→ Task statement:
The listing below should be copied in full, word for word.

# Exercise inputs start

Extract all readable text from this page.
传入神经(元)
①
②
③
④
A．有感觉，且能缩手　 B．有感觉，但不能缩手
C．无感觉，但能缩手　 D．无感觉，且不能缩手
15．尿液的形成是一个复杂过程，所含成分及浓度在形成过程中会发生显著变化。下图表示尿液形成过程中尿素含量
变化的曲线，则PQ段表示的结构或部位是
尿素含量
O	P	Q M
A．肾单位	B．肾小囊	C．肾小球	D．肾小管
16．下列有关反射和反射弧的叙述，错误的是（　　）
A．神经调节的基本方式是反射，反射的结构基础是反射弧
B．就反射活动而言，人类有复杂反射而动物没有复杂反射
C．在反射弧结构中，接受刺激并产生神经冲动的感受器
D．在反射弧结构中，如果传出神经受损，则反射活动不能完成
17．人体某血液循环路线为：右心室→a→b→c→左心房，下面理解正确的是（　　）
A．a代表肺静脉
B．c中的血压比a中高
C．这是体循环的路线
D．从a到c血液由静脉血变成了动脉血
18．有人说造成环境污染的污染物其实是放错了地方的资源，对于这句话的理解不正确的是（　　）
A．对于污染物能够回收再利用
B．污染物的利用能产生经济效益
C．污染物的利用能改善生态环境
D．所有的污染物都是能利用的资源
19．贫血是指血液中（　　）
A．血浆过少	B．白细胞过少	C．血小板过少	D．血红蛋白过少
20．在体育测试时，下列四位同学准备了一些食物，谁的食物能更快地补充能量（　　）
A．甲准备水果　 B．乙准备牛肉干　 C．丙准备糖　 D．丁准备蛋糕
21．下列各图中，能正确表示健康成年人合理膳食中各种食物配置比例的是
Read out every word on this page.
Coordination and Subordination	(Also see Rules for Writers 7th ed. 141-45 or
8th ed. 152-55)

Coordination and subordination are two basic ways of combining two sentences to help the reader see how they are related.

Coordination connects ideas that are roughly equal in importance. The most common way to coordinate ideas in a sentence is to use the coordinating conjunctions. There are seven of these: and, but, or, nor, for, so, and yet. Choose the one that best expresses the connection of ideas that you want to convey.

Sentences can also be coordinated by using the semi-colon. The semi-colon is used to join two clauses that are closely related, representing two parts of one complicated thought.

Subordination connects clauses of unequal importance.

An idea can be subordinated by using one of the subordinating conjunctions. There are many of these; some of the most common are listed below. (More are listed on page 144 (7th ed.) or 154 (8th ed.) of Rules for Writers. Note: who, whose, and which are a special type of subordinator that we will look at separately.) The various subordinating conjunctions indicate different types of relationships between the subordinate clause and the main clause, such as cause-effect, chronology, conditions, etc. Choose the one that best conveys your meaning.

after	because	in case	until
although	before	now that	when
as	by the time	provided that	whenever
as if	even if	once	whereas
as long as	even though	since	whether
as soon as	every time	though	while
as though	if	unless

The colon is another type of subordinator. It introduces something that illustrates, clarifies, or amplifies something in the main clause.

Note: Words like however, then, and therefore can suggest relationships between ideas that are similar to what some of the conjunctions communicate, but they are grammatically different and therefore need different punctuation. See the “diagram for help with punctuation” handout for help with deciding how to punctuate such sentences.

# Exercise inputs end

→ Solution:
Extract all readable text from this page.
传入神经(元)
①
②
③
④
A．有感觉，且能缩手　 B．有感觉，但不能缩手
C．无感觉，但能缩手　 D．无感觉，且不能缩手
15．尿液的形成是一个复杂过程，所含成分及浓度在形成过程中会发生显著变化。下图表示尿液形成过程中尿素含量
变化的曲线，则PQ段表示的结构或部位是
尿素含量
O	P	Q M
A．肾单位	B．肾小囊	C．肾小球	D．肾小管
16．下列有关反射和反射弧的叙述，错误的是（　　）
A．神经调节的基本方式是反射，反射的结构基础是反射弧
B．就反射活动而言，人类有复杂反射而动物没有复杂反射
C．在反射弧结构中，接受刺激并产生神经冲动的感受器
D．在反射弧结构中，如果传出神经受损，则反射活动不能完成
17．人体某血液循环路线为：右心室→a→b→c→左心房，下面理解正确的是（　　）
A．a代表肺静脉
B．c中的血压比a中高
C．这是体循环的路线
D．从a到c血液由静脉血变成了动脉血
18．有人说造成环境污染的污染物其实是放错了地方的资源，对于这句话的理解不正确的是（　　）
A．对于污染物能够回收再利用
B．污染物的利用能产生经济效益
C．污染物的利用能改善生态环境
D．所有的污染物都是能利用的资源
19．贫血是指血液中（　　）
A．血浆过少	B．白细胞过少	C．血小板过少	D．血红蛋白过少
20．在体育测试时，下列四位同学准备了一些食物，谁的食物能更快地补充能量（　　）
A．甲准备水果　 B．乙准备牛肉干　 C．丙准备糖　 D．丁准备蛋糕
21．下列各图中，能正确表示健康成年人合理膳食中各种食物配置比例的是
Read out every word on this page.
Coordination and Subordination	(Also see Rules for Writers 7th ed. 141-45 or
8th ed. 152-55)

Coordination and subordination are two basic ways of combining two sentences to help the reader see how they are related.

Coordination connects ideas that are roughly equal in importance. The most common way to coordinate ideas in a sentence is to use the coordinating conjunctions. There are seven of these: and, but, or, nor, for, so, and yet. Choose the one that best expresses the connection of ideas that you want to convey.

Sentences can also be coordinated by using the semi-colon. The semi-colon is used to join two clauses that are closely related, representing two parts of one complicated thought.

Subordination connects clauses of unequal importance.

An idea can be subordinated by using one of the subordinating conjunctions. There are many of these; some of the most common are listed below. (More are listed on page 144 (7th ed.) or 154 (8th ed.) of Rules for Writers. Note: who, whose, and which are a special type of subordinator that we will look at separately.) The various subordinating conjunctions indicate different types of relationships between the subordinate clause and the main clause, such as cause-effect, chronology, conditions, etc. Choose the one that best conveys your meaning.

after	because	in case	until
although	before	now that	when
as	by the time	provided that	whenever
as if	even if	once	whereas
as long as	even though	since	whether
as soon as	every time	though	while
as though	if	unless

The colon is another type of subordinator. It introduces something that illustrates, clarifies, or amplifies something in the main clause.

Note: Words like however, then, and therefore can suggest relationships between ideas that are similar to what some of the conjunctions communicate, but they are grammatically different and therefore need different punctuation. See the “diagram for help with punctuation” handout for help with deciding how to punctuate such sentences.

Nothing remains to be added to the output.